==== Given records
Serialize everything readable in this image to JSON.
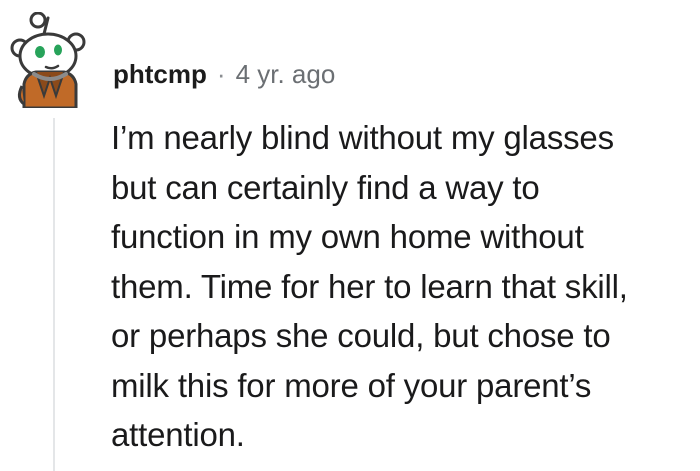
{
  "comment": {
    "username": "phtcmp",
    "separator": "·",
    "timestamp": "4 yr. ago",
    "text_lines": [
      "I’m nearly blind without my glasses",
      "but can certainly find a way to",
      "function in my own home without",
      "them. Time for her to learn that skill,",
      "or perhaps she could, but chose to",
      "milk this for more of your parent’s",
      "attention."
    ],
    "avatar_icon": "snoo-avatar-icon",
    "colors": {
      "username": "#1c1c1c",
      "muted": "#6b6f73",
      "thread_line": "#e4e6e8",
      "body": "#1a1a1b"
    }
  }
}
========
Leave out the pictures and transcribe the entries above exactly.

Serialize everything readable in this image to JSON.
{
  "comment": {
    "username": "phtcmp",
    "separator": "·",
    "timestamp": "4 yr. ago",
    "text_lines": [
      "I’m nearly blind without my glasses",
      "but can certainly find a way to",
      "function in my own home without",
      "them. Time for her to learn that skill,",
      "or perhaps she could, but chose to",
      "milk this for more of your parent’s",
      "attention."
    ],
    "avatar_icon": "snoo-avatar-icon",
    "colors": {
      "username": "#1c1c1c",
      "muted": "#6b6f73",
      "thread_line": "#e4e6e8",
      "body": "#1a1a1b"
    }
  }
}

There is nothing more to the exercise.